__Records from a collection of figures__.

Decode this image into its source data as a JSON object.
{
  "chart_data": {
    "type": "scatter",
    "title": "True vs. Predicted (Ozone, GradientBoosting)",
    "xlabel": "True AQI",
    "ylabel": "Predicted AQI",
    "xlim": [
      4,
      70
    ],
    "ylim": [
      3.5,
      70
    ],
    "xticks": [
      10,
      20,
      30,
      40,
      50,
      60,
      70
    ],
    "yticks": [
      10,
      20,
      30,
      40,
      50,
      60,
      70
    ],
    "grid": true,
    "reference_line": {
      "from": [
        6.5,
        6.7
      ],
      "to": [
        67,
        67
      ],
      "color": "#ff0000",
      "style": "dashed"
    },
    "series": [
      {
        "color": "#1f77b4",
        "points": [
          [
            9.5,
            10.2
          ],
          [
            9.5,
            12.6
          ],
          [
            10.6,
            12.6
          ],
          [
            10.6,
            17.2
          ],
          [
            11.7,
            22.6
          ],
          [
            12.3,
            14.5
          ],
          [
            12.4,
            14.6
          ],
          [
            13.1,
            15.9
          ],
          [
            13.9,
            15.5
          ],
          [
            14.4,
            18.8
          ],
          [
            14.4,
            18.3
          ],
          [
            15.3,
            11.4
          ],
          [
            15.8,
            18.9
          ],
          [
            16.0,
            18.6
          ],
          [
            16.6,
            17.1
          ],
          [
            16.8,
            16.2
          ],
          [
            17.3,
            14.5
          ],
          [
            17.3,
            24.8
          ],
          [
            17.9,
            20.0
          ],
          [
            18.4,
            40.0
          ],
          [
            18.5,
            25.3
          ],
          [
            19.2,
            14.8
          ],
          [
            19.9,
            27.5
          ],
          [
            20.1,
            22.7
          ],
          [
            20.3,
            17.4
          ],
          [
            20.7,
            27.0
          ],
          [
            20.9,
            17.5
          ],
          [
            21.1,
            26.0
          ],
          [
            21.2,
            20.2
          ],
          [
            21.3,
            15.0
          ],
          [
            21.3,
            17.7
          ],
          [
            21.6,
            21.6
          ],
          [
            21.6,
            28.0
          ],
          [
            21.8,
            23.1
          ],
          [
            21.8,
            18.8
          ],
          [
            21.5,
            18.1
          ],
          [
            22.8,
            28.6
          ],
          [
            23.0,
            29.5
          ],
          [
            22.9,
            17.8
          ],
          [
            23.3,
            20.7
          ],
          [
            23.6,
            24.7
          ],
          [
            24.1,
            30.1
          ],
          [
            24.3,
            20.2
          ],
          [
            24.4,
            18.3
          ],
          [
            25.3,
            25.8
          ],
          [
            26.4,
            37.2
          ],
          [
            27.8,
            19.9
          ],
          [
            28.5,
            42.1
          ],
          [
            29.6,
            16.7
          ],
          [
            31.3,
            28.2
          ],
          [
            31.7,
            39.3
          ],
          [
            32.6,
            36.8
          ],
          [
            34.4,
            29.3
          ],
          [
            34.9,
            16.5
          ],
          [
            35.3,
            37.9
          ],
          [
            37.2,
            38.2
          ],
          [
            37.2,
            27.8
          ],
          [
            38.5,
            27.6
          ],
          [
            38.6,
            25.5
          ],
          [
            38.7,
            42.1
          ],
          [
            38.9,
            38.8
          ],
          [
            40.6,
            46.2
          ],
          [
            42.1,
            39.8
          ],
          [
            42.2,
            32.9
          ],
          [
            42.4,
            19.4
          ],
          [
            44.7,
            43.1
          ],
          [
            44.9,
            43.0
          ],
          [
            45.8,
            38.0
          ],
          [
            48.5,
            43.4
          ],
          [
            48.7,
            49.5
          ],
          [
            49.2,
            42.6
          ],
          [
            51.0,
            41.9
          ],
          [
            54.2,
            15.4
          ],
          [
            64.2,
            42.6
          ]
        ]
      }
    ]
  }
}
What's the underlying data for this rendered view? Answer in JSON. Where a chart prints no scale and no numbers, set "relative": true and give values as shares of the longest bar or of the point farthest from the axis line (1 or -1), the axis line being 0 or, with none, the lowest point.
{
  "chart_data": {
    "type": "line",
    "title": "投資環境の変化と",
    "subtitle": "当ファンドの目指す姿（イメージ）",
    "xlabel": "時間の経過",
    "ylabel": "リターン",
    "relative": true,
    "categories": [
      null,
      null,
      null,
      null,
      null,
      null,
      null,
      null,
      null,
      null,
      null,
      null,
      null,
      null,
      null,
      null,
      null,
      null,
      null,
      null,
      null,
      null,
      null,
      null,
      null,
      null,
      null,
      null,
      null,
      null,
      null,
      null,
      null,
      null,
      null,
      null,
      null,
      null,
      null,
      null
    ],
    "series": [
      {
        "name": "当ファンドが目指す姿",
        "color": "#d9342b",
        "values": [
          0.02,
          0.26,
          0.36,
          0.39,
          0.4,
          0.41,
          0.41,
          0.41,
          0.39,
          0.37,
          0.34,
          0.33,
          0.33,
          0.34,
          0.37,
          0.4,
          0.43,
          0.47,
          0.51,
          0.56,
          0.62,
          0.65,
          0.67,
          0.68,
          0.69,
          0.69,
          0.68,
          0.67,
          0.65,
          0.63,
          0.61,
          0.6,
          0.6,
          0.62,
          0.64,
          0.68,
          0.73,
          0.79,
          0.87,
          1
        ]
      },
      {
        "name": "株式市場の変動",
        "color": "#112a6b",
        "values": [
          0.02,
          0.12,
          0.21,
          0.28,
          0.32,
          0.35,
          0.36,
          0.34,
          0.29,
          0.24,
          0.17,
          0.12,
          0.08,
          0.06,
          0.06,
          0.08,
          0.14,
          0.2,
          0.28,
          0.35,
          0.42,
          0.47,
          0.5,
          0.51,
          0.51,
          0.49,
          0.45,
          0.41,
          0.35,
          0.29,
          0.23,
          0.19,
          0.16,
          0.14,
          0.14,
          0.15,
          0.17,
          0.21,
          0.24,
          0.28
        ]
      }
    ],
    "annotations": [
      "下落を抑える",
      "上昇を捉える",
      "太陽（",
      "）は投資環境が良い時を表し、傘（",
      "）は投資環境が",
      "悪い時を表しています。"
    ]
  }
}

__Challenge__. Output each record precisely as given.

__Exercise solution__.
Decode this image into its source data as a JSON object.
{
  "chart_data": {
    "type": "scatter",
    "title": "True vs. Predicted (Ozone, GradientBoosting)",
    "xlabel": "True AQI",
    "ylabel": "Predicted AQI",
    "xlim": [
      4,
      70
    ],
    "ylim": [
      3.5,
      70
    ],
    "xticks": [
      10,
      20,
      30,
      40,
      50,
      60,
      70
    ],
    "yticks": [
      10,
      20,
      30,
      40,
      50,
      60,
      70
    ],
    "grid": true,
    "reference_line": {
      "from": [
        6.5,
        6.7
      ],
      "to": [
        67,
        67
      ],
      "color": "#ff0000",
      "style": "dashed"
    },
    "series": [
      {
        "color": "#1f77b4",
        "points": [
          [
            9.5,
            10.2
          ],
          [
            9.5,
            12.6
          ],
          [
            10.6,
            12.6
          ],
          [
            10.6,
            17.2
          ],
          [
            11.7,
            22.6
          ],
          [
            12.3,
            14.5
          ],
          [
            12.4,
            14.6
          ],
          [
            13.1,
            15.9
          ],
          [
            13.9,
            15.5
          ],
          [
            14.4,
            18.8
          ],
          [
            14.4,
            18.3
          ],
          [
            15.3,
            11.4
          ],
          [
            15.8,
            18.9
          ],
          [
            16.0,
            18.6
          ],
          [
            16.6,
            17.1
          ],
          [
            16.8,
            16.2
          ],
          [
            17.3,
            14.5
          ],
          [
            17.3,
            24.8
          ],
          [
            17.9,
            20.0
          ],
          [
            18.4,
            40.0
          ],
          [
            18.5,
            25.3
          ],
          [
            19.2,
            14.8
          ],
          [
            19.9,
            27.5
          ],
          [
            20.1,
            22.7
          ],
          [
            20.3,
            17.4
          ],
          [
            20.7,
            27.0
          ],
          [
            20.9,
            17.5
          ],
          [
            21.1,
            26.0
          ],
          [
            21.2,
            20.2
          ],
          [
            21.3,
            15.0
          ],
          [
            21.3,
            17.7
          ],
          [
            21.6,
            21.6
          ],
          [
            21.6,
            28.0
          ],
          [
            21.8,
            23.1
          ],
          [
            21.8,
            18.8
          ],
          [
            21.5,
            18.1
          ],
          [
            22.8,
            28.6
          ],
          [
            23.0,
            29.5
          ],
          [
            22.9,
            17.8
          ],
          [
            23.3,
            20.7
          ],
          [
            23.6,
            24.7
          ],
          [
            24.1,
            30.1
          ],
          [
            24.3,
            20.2
          ],
          [
            24.4,
            18.3
          ],
          [
            25.3,
            25.8
          ],
          [
            26.4,
            37.2
          ],
          [
            27.8,
            19.9
          ],
          [
            28.5,
            42.1
          ],
          [
            29.6,
            16.7
          ],
          [
            31.3,
            28.2
          ],
          [
            31.7,
            39.3
          ],
          [
            32.6,
            36.8
          ],
          [
            34.4,
            29.3
          ],
          [
            34.9,
            16.5
          ],
          [
            35.3,
            37.9
          ],
          [
            37.2,
            38.2
          ],
          [
            37.2,
            27.8
          ],
          [
            38.5,
            27.6
          ],
          [
            38.6,
            25.5
          ],
          [
            38.7,
            42.1
          ],
          [
            38.9,
            38.8
          ],
          [
            40.6,
            46.2
          ],
          [
            42.1,
            39.8
          ],
          [
            42.2,
            32.9
          ],
          [
            42.4,
            19.4
          ],
          [
            44.7,
            43.1
          ],
          [
            44.9,
            43.0
          ],
          [
            45.8,
            38.0
          ],
          [
            48.5,
            43.4
          ],
          [
            48.7,
            49.5
          ],
          [
            49.2,
            42.6
          ],
          [
            51.0,
            41.9
          ],
          [
            54.2,
            15.4
          ],
          [
            64.2,
            42.6
          ]
        ]
      }
    ]
  }
}
What's the underlying data for this rendered view? Answer in JSON. Where a chart prints no scale and no numbers, set "relative": true and give values as shares of the longest bar or of the point farthest from the axis line (1 or -1), the axis line being 0 or, with none, the lowest point.
{
  "chart_data": {
    "type": "line",
    "title": "投資環境の変化と",
    "subtitle": "当ファンドの目指す姿（イメージ）",
    "xlabel": "時間の経過",
    "ylabel": "リターン",
    "relative": true,
    "categories": [
      null,
      null,
      null,
      null,
      null,
      null,
      null,
      null,
      null,
      null,
      null,
      null,
      null,
      null,
      null,
      null,
      null,
      null,
      null,
      null,
      null,
      null,
      null,
      null,
      null,
      null,
      null,
      null,
      null,
      null,
      null,
      null,
      null,
      null,
      null,
      null,
      null,
      null,
      null,
      null
    ],
    "series": [
      {
        "name": "当ファンドが目指す姿",
        "color": "#d9342b",
        "values": [
          0.02,
          0.26,
          0.36,
          0.39,
          0.4,
          0.41,
          0.41,
          0.41,
          0.39,
          0.37,
          0.34,
          0.33,
          0.33,
          0.34,
          0.37,
          0.4,
          0.43,
          0.47,
          0.51,
          0.56,
          0.62,
          0.65,
          0.67,
          0.68,
          0.69,
          0.69,
          0.68,
          0.67,
          0.65,
          0.63,
          0.61,
          0.6,
          0.6,
          0.62,
          0.64,
          0.68,
          0.73,
          0.79,
          0.87,
          1
        ]
      },
      {
        "name": "株式市場の変動",
        "color": "#112a6b",
        "values": [
          0.02,
          0.12,
          0.21,
          0.28,
          0.32,
          0.35,
          0.36,
          0.34,
          0.29,
          0.24,
          0.17,
          0.12,
          0.08,
          0.06,
          0.06,
          0.08,
          0.14,
          0.2,
          0.28,
          0.35,
          0.42,
          0.47,
          0.5,
          0.51,
          0.51,
          0.49,
          0.45,
          0.41,
          0.35,
          0.29,
          0.23,
          0.19,
          0.16,
          0.14,
          0.14,
          0.15,
          0.17,
          0.21,
          0.24,
          0.28
        ]
      }
    ],
    "annotations": [
      "下落を抑える",
      "上昇を捉える",
      "太陽（",
      "）は投資環境が良い時を表し、傘（",
      "）は投資環境が",
      "悪い時を表しています。"
    ]
  }
}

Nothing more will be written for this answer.